▸ **WHAT TO PRODUCE**
Lines that contain the string "JSON" are to be copied; leave out all others.

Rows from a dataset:
★ ★ ★ ★ ★
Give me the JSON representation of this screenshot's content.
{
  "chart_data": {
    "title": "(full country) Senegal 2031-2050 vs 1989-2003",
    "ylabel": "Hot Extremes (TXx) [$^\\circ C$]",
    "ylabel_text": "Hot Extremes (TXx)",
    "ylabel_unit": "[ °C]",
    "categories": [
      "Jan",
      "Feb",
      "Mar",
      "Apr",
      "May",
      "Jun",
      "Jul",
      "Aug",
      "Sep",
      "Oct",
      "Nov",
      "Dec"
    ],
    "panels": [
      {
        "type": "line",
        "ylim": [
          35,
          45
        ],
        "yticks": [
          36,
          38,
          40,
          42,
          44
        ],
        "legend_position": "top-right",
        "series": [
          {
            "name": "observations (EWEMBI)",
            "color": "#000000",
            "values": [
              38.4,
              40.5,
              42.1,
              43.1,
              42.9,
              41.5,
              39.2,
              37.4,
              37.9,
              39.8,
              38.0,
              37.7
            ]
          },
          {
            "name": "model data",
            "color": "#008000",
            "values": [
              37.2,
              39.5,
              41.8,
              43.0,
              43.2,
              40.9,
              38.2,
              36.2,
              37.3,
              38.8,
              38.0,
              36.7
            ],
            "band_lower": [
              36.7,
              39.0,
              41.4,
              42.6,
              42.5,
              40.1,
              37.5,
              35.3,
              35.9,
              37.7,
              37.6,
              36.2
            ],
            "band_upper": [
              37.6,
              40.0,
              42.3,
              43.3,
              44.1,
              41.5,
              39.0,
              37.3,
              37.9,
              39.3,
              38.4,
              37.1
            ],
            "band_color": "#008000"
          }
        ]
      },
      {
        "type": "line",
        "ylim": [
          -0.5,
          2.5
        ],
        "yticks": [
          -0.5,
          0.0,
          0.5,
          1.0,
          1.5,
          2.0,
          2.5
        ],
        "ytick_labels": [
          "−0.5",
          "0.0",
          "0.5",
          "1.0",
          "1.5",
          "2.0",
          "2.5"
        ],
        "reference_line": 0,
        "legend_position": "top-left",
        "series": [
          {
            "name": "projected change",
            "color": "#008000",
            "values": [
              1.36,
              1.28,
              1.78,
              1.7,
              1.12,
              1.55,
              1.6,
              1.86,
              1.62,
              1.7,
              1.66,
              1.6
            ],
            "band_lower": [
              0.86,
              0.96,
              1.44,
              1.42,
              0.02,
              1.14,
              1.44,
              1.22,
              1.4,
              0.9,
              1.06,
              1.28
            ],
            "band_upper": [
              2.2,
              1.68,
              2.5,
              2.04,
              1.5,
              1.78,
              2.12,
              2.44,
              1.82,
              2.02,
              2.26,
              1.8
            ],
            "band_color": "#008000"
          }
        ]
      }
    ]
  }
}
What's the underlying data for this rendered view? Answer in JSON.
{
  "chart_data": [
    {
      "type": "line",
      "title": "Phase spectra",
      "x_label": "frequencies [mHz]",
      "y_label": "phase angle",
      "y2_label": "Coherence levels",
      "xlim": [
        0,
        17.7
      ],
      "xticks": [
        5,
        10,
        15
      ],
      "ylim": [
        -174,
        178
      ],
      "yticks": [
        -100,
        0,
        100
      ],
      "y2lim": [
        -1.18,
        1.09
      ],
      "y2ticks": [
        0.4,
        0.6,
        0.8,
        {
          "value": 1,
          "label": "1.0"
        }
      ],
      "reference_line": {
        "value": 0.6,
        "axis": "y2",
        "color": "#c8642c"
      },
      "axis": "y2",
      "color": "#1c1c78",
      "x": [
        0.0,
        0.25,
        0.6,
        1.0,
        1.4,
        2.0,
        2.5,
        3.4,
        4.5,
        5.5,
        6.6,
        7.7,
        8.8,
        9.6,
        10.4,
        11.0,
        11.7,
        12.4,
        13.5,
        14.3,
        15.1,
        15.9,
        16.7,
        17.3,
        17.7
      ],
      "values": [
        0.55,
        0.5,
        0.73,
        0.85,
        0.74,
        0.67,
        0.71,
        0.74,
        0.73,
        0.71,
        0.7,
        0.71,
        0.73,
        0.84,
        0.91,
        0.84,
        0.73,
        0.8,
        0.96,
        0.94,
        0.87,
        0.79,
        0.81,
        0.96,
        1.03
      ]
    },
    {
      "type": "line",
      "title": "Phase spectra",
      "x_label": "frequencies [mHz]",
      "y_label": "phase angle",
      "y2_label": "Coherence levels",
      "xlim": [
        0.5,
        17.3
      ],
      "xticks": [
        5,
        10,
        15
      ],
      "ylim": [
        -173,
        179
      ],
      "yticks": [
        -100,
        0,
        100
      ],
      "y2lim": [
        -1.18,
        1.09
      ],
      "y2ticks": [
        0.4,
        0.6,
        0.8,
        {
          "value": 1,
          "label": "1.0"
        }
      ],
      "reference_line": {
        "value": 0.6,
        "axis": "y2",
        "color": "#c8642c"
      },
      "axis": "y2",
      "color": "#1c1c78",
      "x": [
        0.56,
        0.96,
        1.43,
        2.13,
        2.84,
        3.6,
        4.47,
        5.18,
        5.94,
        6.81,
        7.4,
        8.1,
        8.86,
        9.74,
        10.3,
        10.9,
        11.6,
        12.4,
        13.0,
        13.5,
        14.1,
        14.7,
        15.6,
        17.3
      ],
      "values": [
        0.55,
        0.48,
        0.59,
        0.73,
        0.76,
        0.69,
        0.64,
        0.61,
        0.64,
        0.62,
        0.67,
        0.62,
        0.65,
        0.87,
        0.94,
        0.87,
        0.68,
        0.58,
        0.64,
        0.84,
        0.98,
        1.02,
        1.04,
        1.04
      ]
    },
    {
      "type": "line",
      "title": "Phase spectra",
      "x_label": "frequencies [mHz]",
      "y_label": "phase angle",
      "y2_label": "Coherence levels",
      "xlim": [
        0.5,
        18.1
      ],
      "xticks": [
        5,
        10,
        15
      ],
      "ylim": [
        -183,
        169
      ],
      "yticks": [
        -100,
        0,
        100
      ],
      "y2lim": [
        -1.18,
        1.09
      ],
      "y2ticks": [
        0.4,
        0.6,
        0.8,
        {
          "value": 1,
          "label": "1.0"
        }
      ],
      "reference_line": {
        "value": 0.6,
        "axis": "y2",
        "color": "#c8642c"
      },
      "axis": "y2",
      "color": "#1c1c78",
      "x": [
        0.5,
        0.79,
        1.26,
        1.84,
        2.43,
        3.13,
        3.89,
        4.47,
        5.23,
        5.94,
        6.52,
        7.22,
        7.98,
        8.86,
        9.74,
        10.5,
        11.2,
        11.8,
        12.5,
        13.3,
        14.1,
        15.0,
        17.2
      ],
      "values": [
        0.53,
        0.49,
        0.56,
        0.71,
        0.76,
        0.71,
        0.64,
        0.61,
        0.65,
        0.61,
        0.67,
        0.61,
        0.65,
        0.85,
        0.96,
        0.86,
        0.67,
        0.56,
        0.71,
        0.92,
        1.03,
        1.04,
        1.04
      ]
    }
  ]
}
★ ★ ★ ★ ★
▸ **COMPLETE OUTPUT**
Give me the JSON representation of this screenshot's content.
What's the underlying data for this rendered view? Answer in JSON.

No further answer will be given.